### やること
本文によると、浜美枝は後日どの映画の何に選ばれましたか。

### 本文
════

この映画の主役はもちろんゴジラとキングコングなのだがこの二人を日本に呼び込んだのは当時勃興してきたテレビの視聴率を上げたいスポンサーで、特にキングコングを呼び込んだスポンサーであるパシフィック製薬の宣伝部員たちの昭和っぷりなドタバタが本当に面白いのだ。宣伝部長の有島一郎は随所に小演劇仕込みの小ネタを繰り出しながら「キングコングのスポンサー」として様々な場所にしゃしゃり出てくる。

そんな有島に部下の高島忠夫や自衛隊までもが「そりゃあないよな」な感じで振り回される。
ストーリーもご都合主義で当時の「サラリーマン社長シリーズ」に重ね合う。
その中でも特にご都合感が満載なのは高島忠夫の妹に扮した浜美枝だろう。ともかく彼女は異常なほど災難に出くわすウルトラ不運な女性で乗った列車はゴジラに投げ飛ばされる、帰ってきた東京ではキングコングに気に入られ、さらわれたあげく国会議事堂へのデートに付きあわされるなどとてつもない不運ぶりである。そしてキングコングと言えば美女の悲鳴と言う事で彼女は実際に喉が枯れるほど何度も悲鳴をあげたのだが、その悲鳴がハリウッドの目(耳?)に留まり後日、日本が舞台となった「007は二度死ぬ」のボンドガールに抜擢されたのであるから実体の彼女にとっては不運どころか大幸運だったのだろう。

════

### 用意したエントリー
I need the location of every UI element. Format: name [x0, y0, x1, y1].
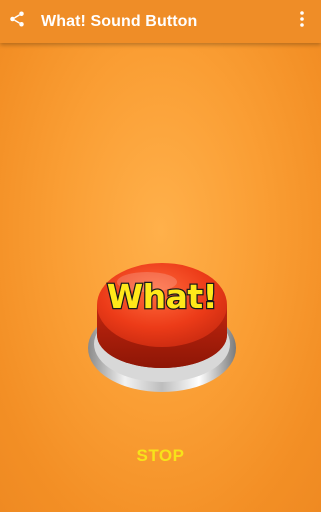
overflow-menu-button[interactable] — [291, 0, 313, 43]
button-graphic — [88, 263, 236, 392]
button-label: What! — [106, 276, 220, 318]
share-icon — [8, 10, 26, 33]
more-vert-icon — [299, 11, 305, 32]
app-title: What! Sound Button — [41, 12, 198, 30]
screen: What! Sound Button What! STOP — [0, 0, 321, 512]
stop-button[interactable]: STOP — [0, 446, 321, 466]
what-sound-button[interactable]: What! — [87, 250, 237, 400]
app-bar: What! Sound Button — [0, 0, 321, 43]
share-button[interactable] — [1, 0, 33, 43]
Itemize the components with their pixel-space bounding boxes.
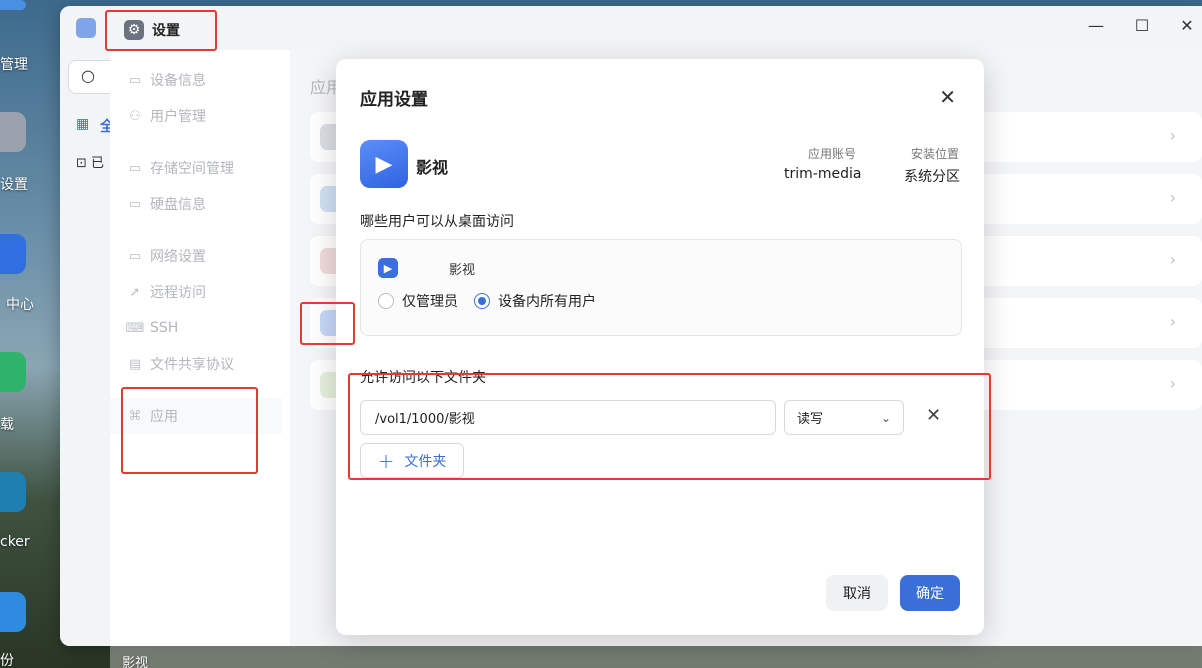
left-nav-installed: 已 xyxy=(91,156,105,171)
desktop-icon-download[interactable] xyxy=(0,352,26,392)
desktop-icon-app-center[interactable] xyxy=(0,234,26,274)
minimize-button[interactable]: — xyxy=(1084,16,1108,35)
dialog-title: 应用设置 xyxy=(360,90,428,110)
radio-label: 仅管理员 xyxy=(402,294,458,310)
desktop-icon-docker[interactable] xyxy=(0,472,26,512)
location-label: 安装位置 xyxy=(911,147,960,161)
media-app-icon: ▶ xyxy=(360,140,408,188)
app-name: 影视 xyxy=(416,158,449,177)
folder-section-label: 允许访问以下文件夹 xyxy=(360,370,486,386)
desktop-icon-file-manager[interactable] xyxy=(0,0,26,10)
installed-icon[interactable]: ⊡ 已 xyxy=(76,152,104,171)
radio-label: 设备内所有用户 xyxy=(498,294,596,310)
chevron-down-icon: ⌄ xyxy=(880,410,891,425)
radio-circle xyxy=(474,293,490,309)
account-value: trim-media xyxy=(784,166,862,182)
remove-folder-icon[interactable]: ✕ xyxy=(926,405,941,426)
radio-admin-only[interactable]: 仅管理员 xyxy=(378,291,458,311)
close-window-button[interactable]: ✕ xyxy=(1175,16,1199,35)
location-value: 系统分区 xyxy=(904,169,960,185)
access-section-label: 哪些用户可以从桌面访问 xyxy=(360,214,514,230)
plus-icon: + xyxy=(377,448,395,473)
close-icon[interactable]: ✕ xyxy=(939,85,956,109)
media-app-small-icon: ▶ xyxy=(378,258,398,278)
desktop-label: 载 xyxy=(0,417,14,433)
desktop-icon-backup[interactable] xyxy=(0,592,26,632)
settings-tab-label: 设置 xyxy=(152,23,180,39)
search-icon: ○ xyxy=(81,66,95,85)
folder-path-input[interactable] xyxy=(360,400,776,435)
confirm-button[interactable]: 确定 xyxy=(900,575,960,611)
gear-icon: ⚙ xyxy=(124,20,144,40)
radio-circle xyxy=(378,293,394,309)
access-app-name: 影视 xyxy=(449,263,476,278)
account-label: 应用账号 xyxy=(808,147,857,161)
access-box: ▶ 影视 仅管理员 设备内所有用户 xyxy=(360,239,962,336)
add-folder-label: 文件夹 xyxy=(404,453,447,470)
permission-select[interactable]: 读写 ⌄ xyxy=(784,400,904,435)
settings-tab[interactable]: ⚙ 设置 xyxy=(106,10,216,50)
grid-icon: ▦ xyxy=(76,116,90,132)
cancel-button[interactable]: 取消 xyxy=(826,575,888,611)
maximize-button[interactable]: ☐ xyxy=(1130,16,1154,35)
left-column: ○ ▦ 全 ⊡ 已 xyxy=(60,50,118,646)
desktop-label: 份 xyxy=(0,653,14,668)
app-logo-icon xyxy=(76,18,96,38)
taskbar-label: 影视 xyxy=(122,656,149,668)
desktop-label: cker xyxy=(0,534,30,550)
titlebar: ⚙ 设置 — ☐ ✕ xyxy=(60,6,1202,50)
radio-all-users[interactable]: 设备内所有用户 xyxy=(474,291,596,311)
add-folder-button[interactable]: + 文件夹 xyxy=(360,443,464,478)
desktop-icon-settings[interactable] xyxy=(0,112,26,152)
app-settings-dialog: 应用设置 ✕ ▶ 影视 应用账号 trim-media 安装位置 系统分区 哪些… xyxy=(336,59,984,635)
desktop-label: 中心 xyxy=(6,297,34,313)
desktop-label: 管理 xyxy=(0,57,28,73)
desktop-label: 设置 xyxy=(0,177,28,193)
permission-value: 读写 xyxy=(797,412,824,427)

════

### できあがった答え
「007は二度死ぬ」のボンドガールに選ばれました。